## Prompt
Quote the whole listing verbatim.

## Exercise material
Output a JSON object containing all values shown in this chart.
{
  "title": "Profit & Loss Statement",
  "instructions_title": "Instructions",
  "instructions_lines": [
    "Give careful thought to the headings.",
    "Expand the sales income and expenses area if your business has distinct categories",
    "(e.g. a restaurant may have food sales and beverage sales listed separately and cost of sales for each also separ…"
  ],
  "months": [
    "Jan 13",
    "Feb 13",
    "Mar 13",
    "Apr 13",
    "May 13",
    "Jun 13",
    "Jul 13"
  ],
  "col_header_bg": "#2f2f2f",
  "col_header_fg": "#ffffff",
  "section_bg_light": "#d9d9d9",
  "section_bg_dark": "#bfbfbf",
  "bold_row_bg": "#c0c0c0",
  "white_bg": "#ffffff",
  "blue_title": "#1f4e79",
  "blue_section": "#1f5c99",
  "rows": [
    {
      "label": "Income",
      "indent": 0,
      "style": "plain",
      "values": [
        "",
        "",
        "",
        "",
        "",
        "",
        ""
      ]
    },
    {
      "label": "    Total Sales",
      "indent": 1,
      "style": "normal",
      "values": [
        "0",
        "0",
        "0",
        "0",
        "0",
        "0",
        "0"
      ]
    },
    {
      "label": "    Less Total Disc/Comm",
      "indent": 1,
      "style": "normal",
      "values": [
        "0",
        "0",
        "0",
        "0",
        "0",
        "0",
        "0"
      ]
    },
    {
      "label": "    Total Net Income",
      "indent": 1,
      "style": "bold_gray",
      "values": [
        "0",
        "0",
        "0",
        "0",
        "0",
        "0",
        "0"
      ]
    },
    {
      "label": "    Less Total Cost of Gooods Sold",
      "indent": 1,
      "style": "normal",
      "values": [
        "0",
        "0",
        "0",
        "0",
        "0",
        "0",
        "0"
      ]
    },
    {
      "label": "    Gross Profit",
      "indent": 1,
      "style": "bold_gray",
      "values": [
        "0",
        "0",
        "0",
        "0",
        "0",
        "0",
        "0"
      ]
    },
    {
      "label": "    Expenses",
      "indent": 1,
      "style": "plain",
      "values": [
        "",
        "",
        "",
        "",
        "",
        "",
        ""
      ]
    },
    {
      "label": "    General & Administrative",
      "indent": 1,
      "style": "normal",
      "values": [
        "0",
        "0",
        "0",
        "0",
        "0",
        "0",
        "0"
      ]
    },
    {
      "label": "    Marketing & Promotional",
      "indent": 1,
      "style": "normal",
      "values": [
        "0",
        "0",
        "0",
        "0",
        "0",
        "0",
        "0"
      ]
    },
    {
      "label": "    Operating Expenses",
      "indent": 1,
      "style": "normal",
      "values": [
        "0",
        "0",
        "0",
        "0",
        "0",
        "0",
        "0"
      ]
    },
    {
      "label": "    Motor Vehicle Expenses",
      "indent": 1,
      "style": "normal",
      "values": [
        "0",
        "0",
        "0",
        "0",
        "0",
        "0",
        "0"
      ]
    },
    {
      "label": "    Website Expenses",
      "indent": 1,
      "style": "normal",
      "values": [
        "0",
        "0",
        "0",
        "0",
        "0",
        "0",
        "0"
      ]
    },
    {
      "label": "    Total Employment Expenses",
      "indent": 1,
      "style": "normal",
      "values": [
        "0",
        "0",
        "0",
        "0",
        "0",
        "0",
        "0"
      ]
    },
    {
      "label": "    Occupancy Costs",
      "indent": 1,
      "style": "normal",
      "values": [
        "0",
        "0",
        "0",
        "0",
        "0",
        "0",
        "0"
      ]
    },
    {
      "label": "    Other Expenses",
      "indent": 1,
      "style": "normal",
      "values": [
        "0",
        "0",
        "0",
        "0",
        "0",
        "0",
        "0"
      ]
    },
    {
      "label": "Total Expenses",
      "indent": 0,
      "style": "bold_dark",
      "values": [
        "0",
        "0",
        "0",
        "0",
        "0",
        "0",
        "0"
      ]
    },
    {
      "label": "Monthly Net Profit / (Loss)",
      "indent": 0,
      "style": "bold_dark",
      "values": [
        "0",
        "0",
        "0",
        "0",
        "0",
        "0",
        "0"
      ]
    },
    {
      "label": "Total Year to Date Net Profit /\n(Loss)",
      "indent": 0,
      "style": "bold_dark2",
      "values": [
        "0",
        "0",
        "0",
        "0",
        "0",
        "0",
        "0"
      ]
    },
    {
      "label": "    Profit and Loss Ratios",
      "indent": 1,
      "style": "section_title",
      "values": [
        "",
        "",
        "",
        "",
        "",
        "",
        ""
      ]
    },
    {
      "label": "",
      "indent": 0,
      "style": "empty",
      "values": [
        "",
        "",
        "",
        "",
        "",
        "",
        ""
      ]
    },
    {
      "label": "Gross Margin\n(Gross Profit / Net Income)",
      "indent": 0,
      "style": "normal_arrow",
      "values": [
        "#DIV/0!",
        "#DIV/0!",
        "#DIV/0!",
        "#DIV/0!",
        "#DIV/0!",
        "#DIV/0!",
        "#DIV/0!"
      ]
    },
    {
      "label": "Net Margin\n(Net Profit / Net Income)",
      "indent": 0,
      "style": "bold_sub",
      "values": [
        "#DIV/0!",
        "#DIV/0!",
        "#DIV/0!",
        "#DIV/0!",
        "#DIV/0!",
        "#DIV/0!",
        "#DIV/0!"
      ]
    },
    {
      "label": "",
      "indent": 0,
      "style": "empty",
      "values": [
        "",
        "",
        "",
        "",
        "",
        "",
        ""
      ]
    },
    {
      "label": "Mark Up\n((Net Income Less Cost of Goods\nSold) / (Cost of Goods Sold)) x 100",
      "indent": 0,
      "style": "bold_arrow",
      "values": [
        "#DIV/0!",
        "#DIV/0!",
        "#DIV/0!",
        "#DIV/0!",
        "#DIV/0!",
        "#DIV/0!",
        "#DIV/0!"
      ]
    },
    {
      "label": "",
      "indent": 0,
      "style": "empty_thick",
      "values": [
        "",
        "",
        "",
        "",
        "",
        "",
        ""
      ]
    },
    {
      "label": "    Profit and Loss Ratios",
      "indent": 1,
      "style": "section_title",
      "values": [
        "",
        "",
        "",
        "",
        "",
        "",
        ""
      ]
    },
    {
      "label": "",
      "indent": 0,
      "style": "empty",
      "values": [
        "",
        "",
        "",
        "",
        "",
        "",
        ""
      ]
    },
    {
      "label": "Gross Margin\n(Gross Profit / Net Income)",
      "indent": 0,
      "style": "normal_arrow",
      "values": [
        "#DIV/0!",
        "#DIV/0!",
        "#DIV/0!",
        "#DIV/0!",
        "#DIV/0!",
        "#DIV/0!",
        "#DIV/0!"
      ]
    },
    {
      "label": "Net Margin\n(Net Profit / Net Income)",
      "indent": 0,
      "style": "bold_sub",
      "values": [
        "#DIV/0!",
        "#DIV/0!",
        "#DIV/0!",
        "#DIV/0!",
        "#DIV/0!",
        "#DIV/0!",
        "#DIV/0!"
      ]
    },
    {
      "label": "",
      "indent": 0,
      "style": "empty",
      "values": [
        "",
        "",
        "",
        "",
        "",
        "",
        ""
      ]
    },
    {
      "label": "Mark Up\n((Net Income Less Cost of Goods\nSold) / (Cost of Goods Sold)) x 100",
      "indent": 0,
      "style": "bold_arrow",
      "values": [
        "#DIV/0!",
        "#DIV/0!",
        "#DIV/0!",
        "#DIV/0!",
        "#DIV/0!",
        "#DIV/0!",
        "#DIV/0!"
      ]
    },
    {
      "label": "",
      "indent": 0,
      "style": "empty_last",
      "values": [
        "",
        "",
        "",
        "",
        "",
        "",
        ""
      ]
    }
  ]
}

## Output for this task
Output a JSON object containing all values shown in this chart.
{
  "title": "Profit & Loss Statement",
  "instructions_title": "Instructions",
  "instructions_lines": [
    "Give careful thought to the headings.",
    "Expand the sales income and expenses area if your business has distinct categories",
    "(e.g. a restaurant may have food sales and beverage sales listed separately and cost of sales for each also separ…"
  ],
  "months": [
    "Jan 13",
    "Feb 13",
    "Mar 13",
    "Apr 13",
    "May 13",
    "Jun 13",
    "Jul 13"
  ],
  "col_header_bg": "#2f2f2f",
  "col_header_fg": "#ffffff",
  "section_bg_light": "#d9d9d9",
  "section_bg_dark": "#bfbfbf",
  "bold_row_bg": "#c0c0c0",
  "white_bg": "#ffffff",
  "blue_title": "#1f4e79",
  "blue_section": "#1f5c99",
  "rows": [
    {
      "label": "Income",
      "indent": 0,
      "style": "plain",
      "values": [
        "",
        "",
        "",
        "",
        "",
        "",
        ""
      ]
    },
    {
      "label": "    Total Sales",
      "indent": 1,
      "style": "normal",
      "values": [
        "0",
        "0",
        "0",
        "0",
        "0",
        "0",
        "0"
      ]
    },
    {
      "label": "    Less Total Disc/Comm",
      "indent": 1,
      "style": "normal",
      "values": [
        "0",
        "0",
        "0",
        "0",
        "0",
        "0",
        "0"
      ]
    },
    {
      "label": "    Total Net Income",
      "indent": 1,
      "style": "bold_gray",
      "values": [
        "0",
        "0",
        "0",
        "0",
        "0",
        "0",
        "0"
      ]
    },
    {
      "label": "    Less Total Cost of Gooods Sold",
      "indent": 1,
      "style": "normal",
      "values": [
        "0",
        "0",
        "0",
        "0",
        "0",
        "0",
        "0"
      ]
    },
    {
      "label": "    Gross Profit",
      "indent": 1,
      "style": "bold_gray",
      "values": [
        "0",
        "0",
        "0",
        "0",
        "0",
        "0",
        "0"
      ]
    },
    {
      "label": "    Expenses",
      "indent": 1,
      "style": "plain",
      "values": [
        "",
        "",
        "",
        "",
        "",
        "",
        ""
      ]
    },
    {
      "label": "    General & Administrative",
      "indent": 1,
      "style": "normal",
      "values": [
        "0",
        "0",
        "0",
        "0",
        "0",
        "0",
        "0"
      ]
    },
    {
      "label": "    Marketing & Promotional",
      "indent": 1,
      "style": "normal",
      "values": [
        "0",
        "0",
        "0",
        "0",
        "0",
        "0",
        "0"
      ]
    },
    {
      "label": "    Operating Expenses",
      "indent": 1,
      "style": "normal",
      "values": [
        "0",
        "0",
        "0",
        "0",
        "0",
        "0",
        "0"
      ]
    },
    {
      "label": "    Motor Vehicle Expenses",
      "indent": 1,
      "style": "normal",
      "values": [
        "0",
        "0",
        "0",
        "0",
        "0",
        "0",
        "0"
      ]
    },
    {
      "label": "    Website Expenses",
      "indent": 1,
      "style": "normal",
      "values": [
        "0",
        "0",
        "0",
        "0",
        "0",
        "0",
        "0"
      ]
    },
    {
      "label": "    Total Employment Expenses",
      "indent": 1,
      "style": "normal",
      "values": [
        "0",
        "0",
        "0",
        "0",
        "0",
        "0",
        "0"
      ]
    },
    {
      "label": "    Occupancy Costs",
      "indent": 1,
      "style": "normal",
      "values": [
        "0",
        "0",
        "0",
        "0",
        "0",
        "0",
        "0"
      ]
    },
    {
      "label": "    Other Expenses",
      "indent": 1,
      "style": "normal",
      "values": [
        "0",
        "0",
        "0",
        "0",
        "0",
        "0",
        "0"
      ]
    },
    {
      "label": "Total Expenses",
      "indent": 0,
      "style": "bold_dark",
      "values": [
        "0",
        "0",
        "0",
        "0",
        "0",
        "0",
        "0"
      ]
    },
    {
      "label": "Monthly Net Profit / (Loss)",
      "indent": 0,
      "style": "bold_dark",
      "values": [
        "0",
        "0",
        "0",
        "0",
        "0",
        "0",
        "0"
      ]
    },
    {
      "label": "Total Year to Date Net Profit /\n(Loss)",
      "indent": 0,
      "style": "bold_dark2",
      "values": [
        "0",
        "0",
        "0",
        "0",
        "0",
        "0",
        "0"
      ]
    },
    {
      "label": "    Profit and Loss Ratios",
      "indent": 1,
      "style": "section_title",
      "values": [
        "",
        "",
        "",
        "",
        "",
        "",
        ""
      ]
    },
    {
      "label": "",
      "indent": 0,
      "style": "empty",
      "values": [
        "",
        "",
        "",
        "",
        "",
        "",
        ""
      ]
    },
    {
      "label": "Gross Margin\n(Gross Profit / Net Income)",
      "indent": 0,
      "style": "normal_arrow",
      "values": [
        "#DIV/0!",
        "#DIV/0!",
        "#DIV/0!",
        "#DIV/0!",
        "#DIV/0!",
        "#DIV/0!",
        "#DIV/0!"
      ]
    },
    {
      "label": "Net Margin\n(Net Profit / Net Income)",
      "indent": 0,
      "style": "bold_sub",
      "values": [
        "#DIV/0!",
        "#DIV/0!",
        "#DIV/0!",
        "#DIV/0!",
        "#DIV/0!",
        "#DIV/0!",
        "#DIV/0!"
      ]
    },
    {
      "label": "",
      "indent": 0,
      "style": "empty",
      "values": [
        "",
        "",
        "",
        "",
        "",
        "",
        ""
      ]
    },
    {
      "label": "Mark Up\n((Net Income Less Cost of Goods\nSold) / (Cost of Goods Sold)) x 100",
      "indent": 0,
      "style": "bold_arrow",
      "values": [
        "#DIV/0!",
        "#DIV/0!",
        "#DIV/0!",
        "#DIV/0!",
        "#DIV/0!",
        "#DIV/0!",
        "#DIV/0!"
      ]
    },
    {
      "label": "",
      "indent": 0,
      "style": "empty_thick",
      "values": [
        "",
        "",
        "",
        "",
        "",
        "",
        ""
      ]
    },
    {
      "label": "    Profit and Loss Ratios",
      "indent": 1,
      "style": "section_title",
      "values": [
        "",
        "",
        "",
        "",
        "",
        "",
        ""
      ]
    },
    {
      "label": "",
      "indent": 0,
      "style": "empty",
      "values": [
        "",
        "",
        "",
        "",
        "",
        "",
        ""
      ]
    },
    {
      "label": "Gross Margin\n(Gross Profit / Net Income)",
      "indent": 0,
      "style": "normal_arrow",
      "values": [
        "#DIV/0!",
        "#DIV/0!",
        "#DIV/0!",
        "#DIV/0!",
        "#DIV/0!",
        "#DIV/0!",
        "#DIV/0!"
      ]
    },
    {
      "label": "Net Margin\n(Net Profit / Net Income)",
      "indent": 0,
      "style": "bold_sub",
      "values": [
        "#DIV/0!",
        "#DIV/0!",
        "#DIV/0!",
        "#DIV/0!",
        "#DIV/0!",
        "#DIV/0!",
        "#DIV/0!"
      ]
    },
    {
      "label": "",
      "indent": 0,
      "style": "empty",
      "values": [
        "",
        "",
        "",
        "",
        "",
        "",
        ""
      ]
    },
    {
      "label": "Mark Up\n((Net Income Less Cost of Goods\nSold) / (Cost of Goods Sold)) x 100",
      "indent": 0,
      "style": "bold_arrow",
      "values": [
        "#DIV/0!",
        "#DIV/0!",
        "#DIV/0!",
        "#DIV/0!",
        "#DIV/0!",
        "#DIV/0!",
        "#DIV/0!"
      ]
    },
    {
      "label": "",
      "indent": 0,
      "style": "empty_last",
      "values": [
        "",
        "",
        "",
        "",
        "",
        "",
        ""
      ]
    }
  ]
}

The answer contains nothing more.